→ **PROBLEM DETAILS**:
Look through the data below and return each line where "miarę" appears.

→ **WORKING DATA**:
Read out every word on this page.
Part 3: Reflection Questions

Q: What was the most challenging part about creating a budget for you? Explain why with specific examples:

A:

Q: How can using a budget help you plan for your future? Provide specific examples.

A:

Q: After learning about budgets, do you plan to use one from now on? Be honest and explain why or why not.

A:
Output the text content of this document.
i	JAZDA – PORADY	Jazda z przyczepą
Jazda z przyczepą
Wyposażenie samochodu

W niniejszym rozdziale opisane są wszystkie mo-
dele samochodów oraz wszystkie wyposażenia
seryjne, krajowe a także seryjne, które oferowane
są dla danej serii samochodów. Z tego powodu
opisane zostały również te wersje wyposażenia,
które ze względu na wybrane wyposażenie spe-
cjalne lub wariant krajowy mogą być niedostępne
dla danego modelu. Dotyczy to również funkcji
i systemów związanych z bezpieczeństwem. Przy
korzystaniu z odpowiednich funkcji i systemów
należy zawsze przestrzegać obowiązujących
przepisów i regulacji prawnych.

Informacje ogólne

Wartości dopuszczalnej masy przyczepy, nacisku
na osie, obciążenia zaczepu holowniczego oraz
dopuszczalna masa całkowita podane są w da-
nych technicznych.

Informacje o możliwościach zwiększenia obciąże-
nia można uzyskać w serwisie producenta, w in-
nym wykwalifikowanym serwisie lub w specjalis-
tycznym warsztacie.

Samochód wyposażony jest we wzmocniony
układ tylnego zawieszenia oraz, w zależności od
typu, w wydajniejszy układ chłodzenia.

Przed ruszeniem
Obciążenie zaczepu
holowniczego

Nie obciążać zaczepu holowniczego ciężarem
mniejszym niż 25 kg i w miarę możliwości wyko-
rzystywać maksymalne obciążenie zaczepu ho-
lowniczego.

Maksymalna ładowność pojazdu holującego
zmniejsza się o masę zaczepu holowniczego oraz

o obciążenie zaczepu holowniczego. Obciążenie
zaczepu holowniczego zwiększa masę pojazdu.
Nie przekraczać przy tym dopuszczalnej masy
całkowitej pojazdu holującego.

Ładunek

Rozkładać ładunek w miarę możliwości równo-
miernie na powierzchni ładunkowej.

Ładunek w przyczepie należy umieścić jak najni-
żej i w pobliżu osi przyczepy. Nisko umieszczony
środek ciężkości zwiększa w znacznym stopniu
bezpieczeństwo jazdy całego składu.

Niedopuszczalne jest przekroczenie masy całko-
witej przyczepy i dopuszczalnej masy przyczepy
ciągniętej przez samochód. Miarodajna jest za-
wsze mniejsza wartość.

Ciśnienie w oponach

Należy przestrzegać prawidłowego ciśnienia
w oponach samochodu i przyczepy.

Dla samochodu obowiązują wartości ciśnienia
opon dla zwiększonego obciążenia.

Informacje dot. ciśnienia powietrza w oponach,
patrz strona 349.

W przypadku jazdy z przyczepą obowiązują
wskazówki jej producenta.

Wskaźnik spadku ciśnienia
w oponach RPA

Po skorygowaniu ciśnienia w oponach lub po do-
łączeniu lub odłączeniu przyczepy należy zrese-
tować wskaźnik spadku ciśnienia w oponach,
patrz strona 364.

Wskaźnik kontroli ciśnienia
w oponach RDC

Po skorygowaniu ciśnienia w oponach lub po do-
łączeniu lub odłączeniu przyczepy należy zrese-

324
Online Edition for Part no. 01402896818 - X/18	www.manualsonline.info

→ **EXERCISE OUTPUT**:
mniejszym niż 25 kg i w miarę możliwości wyko-
Rozkładać ładunek w miarę możliwości równo-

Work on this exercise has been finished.